*MATERIAL TO PROCESS*:
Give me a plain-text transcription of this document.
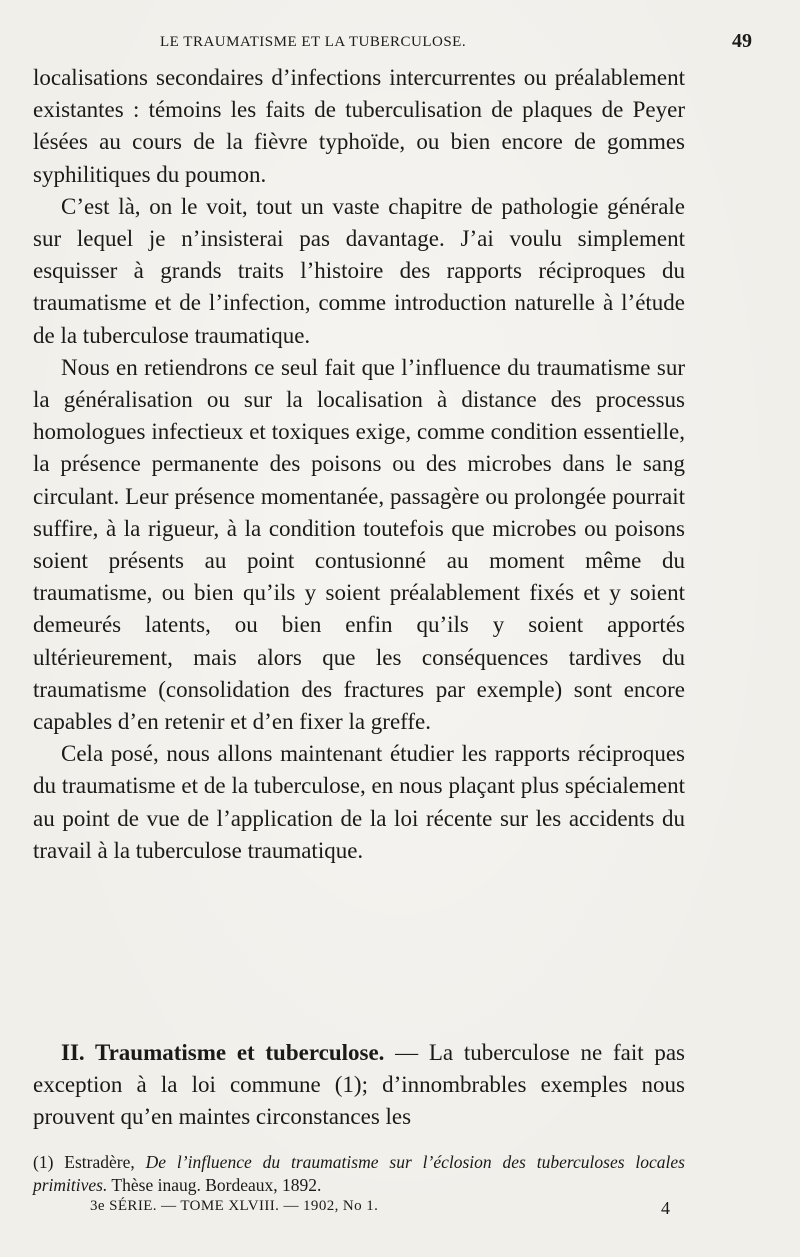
LE TRAUMATISME ET LA TUBERCULOSE.	49

localisations secondaires d’infections intercurrentes ou préalablement existantes : témoins les faits de tuberculisation de plaques de Peyer lésées au cours de la fièvre typhoïde, ou bien encore de gommes syphilitiques du poumon.

C’est là, on le voit, tout un vaste chapitre de pathologie générale sur lequel je n’insisterai pas davantage. J’ai voulu simplement esquisser à grands traits l’histoire des rapports réciproques du traumatisme et de l’infection, comme introduction naturelle à l’étude de la tuberculose traumatique.

Nous en retiendrons ce seul fait que l’influence du traumatisme sur la généralisation ou sur la localisation à distance des processus homologues infectieux et toxiques exige, comme condition essentielle, la présence permanente des poisons ou des microbes dans le sang circulant. Leur présence momentanée, passagère ou prolongée pourrait suffire, à la rigueur, à la condition toutefois que microbes ou poisons soient présents au point contusionné au moment même du traumatisme, ou bien qu’ils y soient préalablement fixés et y soient demeurés latents, ou bien enfin qu’ils y soient apportés ultérieurement, mais alors que les conséquences tardives du traumatisme (consolidation des fractures par exemple) sont encore capables d’en retenir et d’en fixer la greffe.

Cela posé, nous allons maintenant étudier les rapports réciproques du traumatisme et de la tuberculose, en nous plaçant plus spécialement au point de vue de l’application de la loi récente sur les accidents du travail à la tuberculose traumatique.

II. Traumatisme et tuberculose. — La tuberculose ne fait pas exception à la loi commune (1); d’innombrables exemples nous prouvent qu’en maintes circonstances les

(1) Estradère, De l’influence du traumatisme sur l’éclosion des tuberculoses locales primitives. Thèse inaug. Bordeaux, 1892.
3e SÉRIE. — TOME XLVIII. — 1902, No 1.	4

*PROBLEM REQUIREMENTS*:
Reproduce the full listing above verbatim, with no pictures included.

*SOLUTION TO THE EXERCISE*:
Give me a plain-text transcription of this document.
LE TRAUMATISME ET LA TUBERCULOSE.	49

localisations secondaires d’infections intercurrentes ou préalablement existantes : témoins les faits de tuberculisation de plaques de Peyer lésées au cours de la fièvre typhoïde, ou bien encore de gommes syphilitiques du poumon.

C’est là, on le voit, tout un vaste chapitre de pathologie générale sur lequel je n’insisterai pas davantage. J’ai voulu simplement esquisser à grands traits l’histoire des rapports réciproques du traumatisme et de l’infection, comme introduction naturelle à l’étude de la tuberculose traumatique.

Nous en retiendrons ce seul fait que l’influence du traumatisme sur la généralisation ou sur la localisation à distance des processus homologues infectieux et toxiques exige, comme condition essentielle, la présence permanente des poisons ou des microbes dans le sang circulant. Leur présence momentanée, passagère ou prolongée pourrait suffire, à la rigueur, à la condition toutefois que microbes ou poisons soient présents au point contusionné au moment même du traumatisme, ou bien qu’ils y soient préalablement fixés et y soient demeurés latents, ou bien enfin qu’ils y soient apportés ultérieurement, mais alors que les conséquences tardives du traumatisme (consolidation des fractures par exemple) sont encore capables d’en retenir et d’en fixer la greffe.

Cela posé, nous allons maintenant étudier les rapports réciproques du traumatisme et de la tuberculose, en nous plaçant plus spécialement au point de vue de l’application de la loi récente sur les accidents du travail à la tuberculose traumatique.

II. Traumatisme et tuberculose. — La tuberculose ne fait pas exception à la loi commune (1); d’innombrables exemples nous prouvent qu’en maintes circonstances les

(1) Estradère, De l’influence du traumatisme sur l’éclosion des tuberculoses locales primitives. Thèse inaug. Bordeaux, 1892.
3e SÉRIE. — TOME XLVIII. — 1902, No 1.	4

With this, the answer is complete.